[Saved entries]
- - - -

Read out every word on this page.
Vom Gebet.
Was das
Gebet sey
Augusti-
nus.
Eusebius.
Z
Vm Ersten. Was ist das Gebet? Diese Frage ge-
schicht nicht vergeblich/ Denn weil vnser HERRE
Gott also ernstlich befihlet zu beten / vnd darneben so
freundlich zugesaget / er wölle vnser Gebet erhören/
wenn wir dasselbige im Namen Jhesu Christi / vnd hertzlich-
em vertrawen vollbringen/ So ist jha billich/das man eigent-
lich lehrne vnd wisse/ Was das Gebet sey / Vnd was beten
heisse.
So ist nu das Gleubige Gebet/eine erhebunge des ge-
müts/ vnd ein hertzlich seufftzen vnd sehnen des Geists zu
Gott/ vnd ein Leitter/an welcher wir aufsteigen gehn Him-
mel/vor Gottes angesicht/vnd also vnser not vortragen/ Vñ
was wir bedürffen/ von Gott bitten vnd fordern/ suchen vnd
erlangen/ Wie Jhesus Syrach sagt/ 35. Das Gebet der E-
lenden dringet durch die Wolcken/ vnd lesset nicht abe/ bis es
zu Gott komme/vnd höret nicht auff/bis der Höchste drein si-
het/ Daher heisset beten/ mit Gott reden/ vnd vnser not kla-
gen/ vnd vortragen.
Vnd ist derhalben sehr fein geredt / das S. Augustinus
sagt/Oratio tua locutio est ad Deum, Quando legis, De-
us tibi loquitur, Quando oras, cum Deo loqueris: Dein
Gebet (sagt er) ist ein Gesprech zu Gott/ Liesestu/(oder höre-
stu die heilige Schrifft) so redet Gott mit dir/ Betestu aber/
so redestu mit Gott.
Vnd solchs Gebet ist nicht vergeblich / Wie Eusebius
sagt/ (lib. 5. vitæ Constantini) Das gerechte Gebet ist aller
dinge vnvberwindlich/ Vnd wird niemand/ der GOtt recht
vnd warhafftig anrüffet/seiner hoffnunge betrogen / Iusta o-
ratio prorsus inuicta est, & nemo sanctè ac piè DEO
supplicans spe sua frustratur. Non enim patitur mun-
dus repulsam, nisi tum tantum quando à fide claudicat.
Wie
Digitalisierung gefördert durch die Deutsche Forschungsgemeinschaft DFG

- - - -

Task goal
From the entries above, copy every line that holds the word "sagt".

The output
erlangen/ Wie Jhesus Syrach sagt/ 35. Das Gebet der E-
sagt/Oratio tua locutio est ad Deum, Quando legis, De-
Gebet (sagt er) ist ein Gesprech zu Gott/ Liesestu/(oder höre-
sagt/ (lib. 5. vitæ Constantini) Das gerechte Gebet ist aller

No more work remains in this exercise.